### Your task
Answer with nothing but the number of lines that include the word "ylabel".

Figure data in JSON:

►

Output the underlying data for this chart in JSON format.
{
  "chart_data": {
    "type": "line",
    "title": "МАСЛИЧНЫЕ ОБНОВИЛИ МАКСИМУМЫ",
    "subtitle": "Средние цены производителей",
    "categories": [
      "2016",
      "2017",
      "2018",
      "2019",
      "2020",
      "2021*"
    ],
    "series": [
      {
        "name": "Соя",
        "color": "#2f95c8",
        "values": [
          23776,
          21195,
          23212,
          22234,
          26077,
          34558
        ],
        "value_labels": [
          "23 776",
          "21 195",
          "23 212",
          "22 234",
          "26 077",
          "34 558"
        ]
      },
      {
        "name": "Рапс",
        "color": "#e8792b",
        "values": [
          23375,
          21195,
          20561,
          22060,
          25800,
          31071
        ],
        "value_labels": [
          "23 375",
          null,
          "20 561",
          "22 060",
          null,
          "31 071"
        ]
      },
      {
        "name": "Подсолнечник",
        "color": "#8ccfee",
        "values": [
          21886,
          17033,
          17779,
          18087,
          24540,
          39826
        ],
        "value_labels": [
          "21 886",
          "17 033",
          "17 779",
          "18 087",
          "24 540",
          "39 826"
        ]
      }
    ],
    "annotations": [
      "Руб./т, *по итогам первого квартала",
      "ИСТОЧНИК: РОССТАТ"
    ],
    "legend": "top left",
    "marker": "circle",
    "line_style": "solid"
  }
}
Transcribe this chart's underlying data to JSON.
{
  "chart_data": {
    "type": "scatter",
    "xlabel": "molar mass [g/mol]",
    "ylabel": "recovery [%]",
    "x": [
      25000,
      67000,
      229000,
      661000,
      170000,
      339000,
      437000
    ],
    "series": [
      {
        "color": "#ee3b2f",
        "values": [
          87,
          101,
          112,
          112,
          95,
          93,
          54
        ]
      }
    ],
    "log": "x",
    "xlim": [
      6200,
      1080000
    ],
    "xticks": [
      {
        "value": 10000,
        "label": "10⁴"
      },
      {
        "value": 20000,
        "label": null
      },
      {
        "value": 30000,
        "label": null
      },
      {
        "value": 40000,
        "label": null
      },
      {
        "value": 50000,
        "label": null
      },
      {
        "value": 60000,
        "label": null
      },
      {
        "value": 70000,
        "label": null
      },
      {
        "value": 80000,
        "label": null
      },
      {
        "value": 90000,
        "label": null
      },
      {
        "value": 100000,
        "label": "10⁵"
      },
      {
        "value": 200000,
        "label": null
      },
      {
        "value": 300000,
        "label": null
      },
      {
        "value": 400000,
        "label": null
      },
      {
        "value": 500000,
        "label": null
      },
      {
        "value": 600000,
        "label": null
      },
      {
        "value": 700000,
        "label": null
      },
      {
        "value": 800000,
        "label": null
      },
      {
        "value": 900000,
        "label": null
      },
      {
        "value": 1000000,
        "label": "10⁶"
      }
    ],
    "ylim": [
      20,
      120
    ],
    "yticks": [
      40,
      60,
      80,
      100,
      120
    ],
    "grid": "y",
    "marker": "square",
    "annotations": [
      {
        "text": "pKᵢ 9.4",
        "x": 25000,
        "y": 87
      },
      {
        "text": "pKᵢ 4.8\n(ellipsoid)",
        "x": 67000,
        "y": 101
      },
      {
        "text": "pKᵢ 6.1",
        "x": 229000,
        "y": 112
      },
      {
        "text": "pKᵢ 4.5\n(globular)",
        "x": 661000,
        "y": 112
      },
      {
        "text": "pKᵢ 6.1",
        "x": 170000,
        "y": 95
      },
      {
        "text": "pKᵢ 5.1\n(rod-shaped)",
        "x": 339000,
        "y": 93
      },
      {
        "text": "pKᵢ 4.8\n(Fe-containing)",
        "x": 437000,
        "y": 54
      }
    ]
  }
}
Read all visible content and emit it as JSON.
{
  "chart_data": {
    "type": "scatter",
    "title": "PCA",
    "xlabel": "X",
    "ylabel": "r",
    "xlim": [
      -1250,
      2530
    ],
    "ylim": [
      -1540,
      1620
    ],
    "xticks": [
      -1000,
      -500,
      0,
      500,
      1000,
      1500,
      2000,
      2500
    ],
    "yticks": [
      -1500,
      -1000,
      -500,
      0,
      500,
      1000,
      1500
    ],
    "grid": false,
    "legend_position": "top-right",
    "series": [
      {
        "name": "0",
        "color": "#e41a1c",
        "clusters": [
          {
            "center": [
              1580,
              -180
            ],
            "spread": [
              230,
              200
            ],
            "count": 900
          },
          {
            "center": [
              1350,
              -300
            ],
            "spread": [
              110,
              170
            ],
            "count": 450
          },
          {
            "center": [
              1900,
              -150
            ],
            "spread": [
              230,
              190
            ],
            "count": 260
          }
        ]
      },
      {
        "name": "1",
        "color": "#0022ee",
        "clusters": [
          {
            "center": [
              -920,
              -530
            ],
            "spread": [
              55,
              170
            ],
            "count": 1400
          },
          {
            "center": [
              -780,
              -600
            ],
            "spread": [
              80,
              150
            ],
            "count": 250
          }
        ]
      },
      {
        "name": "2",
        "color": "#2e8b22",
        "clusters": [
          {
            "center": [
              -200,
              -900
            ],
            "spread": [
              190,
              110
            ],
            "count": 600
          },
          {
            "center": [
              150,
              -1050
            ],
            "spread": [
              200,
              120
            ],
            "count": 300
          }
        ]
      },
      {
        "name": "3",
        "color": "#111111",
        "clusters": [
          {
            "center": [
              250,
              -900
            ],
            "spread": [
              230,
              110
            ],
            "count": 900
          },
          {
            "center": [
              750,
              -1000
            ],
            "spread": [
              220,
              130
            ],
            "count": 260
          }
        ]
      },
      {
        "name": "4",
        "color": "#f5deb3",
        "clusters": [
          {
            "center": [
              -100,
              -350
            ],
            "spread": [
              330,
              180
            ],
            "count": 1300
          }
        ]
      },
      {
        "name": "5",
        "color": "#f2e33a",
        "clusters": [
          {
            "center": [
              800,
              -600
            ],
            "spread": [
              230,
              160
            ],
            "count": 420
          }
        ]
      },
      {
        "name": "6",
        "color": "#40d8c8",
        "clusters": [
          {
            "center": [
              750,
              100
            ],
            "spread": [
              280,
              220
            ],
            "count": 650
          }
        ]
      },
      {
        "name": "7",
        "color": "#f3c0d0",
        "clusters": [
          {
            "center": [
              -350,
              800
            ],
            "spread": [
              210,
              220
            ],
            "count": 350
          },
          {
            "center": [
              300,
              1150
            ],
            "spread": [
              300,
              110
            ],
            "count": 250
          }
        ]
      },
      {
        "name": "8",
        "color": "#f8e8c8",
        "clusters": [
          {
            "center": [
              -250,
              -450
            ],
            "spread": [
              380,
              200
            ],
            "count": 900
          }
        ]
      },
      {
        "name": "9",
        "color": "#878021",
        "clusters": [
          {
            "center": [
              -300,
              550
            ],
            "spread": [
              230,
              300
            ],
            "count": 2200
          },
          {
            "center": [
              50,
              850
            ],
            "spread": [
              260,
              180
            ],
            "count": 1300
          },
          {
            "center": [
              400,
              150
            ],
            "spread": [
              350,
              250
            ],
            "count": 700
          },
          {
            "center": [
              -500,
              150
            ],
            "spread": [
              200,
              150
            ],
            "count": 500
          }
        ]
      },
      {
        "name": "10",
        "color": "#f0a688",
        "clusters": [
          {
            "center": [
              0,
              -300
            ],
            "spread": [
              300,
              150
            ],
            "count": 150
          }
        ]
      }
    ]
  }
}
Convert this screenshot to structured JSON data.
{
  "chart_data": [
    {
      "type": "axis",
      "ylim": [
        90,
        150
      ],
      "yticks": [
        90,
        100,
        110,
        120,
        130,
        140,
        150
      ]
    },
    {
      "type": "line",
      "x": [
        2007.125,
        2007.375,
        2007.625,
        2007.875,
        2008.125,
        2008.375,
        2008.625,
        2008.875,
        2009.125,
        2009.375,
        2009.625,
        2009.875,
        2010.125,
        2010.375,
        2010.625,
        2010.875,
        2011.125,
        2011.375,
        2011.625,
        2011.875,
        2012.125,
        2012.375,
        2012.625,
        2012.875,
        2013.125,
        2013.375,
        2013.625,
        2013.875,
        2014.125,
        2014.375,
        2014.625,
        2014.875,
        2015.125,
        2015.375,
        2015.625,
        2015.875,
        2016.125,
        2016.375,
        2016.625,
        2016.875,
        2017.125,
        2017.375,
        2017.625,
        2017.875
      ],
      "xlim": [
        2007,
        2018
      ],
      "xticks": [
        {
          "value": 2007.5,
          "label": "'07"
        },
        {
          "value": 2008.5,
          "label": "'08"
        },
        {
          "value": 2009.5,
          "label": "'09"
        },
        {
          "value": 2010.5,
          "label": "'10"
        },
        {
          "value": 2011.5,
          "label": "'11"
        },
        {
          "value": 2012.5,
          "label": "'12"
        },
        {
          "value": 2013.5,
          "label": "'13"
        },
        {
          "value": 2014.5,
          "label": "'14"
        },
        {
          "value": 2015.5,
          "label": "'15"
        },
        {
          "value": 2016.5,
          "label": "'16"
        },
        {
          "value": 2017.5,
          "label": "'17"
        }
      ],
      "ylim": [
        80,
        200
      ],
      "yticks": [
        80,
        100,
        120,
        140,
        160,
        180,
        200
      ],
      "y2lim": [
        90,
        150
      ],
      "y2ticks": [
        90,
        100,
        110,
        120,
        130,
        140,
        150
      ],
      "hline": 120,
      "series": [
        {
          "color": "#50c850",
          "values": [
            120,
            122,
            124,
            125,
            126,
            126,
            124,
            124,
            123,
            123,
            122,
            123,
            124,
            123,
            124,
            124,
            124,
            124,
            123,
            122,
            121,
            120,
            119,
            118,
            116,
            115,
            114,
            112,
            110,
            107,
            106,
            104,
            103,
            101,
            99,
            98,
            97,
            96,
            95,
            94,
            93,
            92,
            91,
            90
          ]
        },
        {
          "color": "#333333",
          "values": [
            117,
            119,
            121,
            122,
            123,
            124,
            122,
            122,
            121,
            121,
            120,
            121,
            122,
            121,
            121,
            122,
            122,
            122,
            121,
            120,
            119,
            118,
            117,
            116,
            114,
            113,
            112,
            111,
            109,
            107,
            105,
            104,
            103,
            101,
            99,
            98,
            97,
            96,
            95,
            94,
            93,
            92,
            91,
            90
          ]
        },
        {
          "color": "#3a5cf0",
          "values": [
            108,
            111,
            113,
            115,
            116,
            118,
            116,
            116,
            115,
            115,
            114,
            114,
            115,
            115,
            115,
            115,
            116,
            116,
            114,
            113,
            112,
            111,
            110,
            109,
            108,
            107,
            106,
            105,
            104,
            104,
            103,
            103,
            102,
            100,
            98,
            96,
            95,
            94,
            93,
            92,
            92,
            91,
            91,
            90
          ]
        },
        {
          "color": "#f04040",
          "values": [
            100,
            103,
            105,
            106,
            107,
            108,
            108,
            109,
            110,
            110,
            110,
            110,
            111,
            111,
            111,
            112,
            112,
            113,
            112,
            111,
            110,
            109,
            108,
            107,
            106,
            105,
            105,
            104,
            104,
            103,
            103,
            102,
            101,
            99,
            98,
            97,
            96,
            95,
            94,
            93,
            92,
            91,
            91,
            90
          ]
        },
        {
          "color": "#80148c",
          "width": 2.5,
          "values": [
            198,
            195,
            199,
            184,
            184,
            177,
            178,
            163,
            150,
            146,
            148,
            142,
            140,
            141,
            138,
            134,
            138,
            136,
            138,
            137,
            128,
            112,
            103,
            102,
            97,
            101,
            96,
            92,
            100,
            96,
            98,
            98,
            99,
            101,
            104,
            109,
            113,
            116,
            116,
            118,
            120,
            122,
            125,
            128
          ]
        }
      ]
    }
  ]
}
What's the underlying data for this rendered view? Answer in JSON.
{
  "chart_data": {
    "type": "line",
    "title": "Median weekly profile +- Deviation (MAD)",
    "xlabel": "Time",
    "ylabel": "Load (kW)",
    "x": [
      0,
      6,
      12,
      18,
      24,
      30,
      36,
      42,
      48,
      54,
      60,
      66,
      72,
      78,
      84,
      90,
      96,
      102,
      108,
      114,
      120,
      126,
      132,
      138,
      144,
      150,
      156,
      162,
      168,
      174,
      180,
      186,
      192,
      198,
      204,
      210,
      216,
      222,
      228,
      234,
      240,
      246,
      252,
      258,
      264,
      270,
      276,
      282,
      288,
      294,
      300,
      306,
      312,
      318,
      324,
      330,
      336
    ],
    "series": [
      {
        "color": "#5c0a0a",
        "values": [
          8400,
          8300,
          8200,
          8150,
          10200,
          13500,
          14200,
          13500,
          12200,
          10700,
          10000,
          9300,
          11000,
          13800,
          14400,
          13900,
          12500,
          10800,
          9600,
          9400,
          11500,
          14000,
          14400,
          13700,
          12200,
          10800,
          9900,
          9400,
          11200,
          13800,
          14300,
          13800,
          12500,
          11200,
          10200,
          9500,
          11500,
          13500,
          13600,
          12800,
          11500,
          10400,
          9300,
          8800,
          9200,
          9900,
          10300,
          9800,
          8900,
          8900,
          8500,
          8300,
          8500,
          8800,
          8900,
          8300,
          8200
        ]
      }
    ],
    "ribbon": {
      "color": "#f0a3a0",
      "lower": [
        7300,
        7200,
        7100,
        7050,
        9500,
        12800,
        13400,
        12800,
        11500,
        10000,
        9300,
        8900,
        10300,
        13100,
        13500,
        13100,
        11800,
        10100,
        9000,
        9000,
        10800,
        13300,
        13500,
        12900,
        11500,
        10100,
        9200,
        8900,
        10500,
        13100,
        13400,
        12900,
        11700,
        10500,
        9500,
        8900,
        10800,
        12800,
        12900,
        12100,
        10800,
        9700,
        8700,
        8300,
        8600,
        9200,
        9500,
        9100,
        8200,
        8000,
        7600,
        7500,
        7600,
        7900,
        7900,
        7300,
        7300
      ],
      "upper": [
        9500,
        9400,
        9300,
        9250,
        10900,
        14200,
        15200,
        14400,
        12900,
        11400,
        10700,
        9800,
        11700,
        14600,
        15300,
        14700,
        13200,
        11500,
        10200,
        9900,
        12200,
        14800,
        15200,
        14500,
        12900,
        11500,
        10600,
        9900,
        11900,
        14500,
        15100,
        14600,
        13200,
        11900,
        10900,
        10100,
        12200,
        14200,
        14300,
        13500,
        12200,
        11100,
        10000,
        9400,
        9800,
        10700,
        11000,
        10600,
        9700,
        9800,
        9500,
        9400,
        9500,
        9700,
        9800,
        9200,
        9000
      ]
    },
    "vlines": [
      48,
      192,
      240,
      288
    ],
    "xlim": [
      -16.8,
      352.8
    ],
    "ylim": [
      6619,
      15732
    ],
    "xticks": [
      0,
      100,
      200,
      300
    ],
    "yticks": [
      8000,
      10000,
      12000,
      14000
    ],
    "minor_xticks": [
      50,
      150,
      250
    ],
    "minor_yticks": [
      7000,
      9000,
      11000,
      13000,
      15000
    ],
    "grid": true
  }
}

◄

### Answer below
3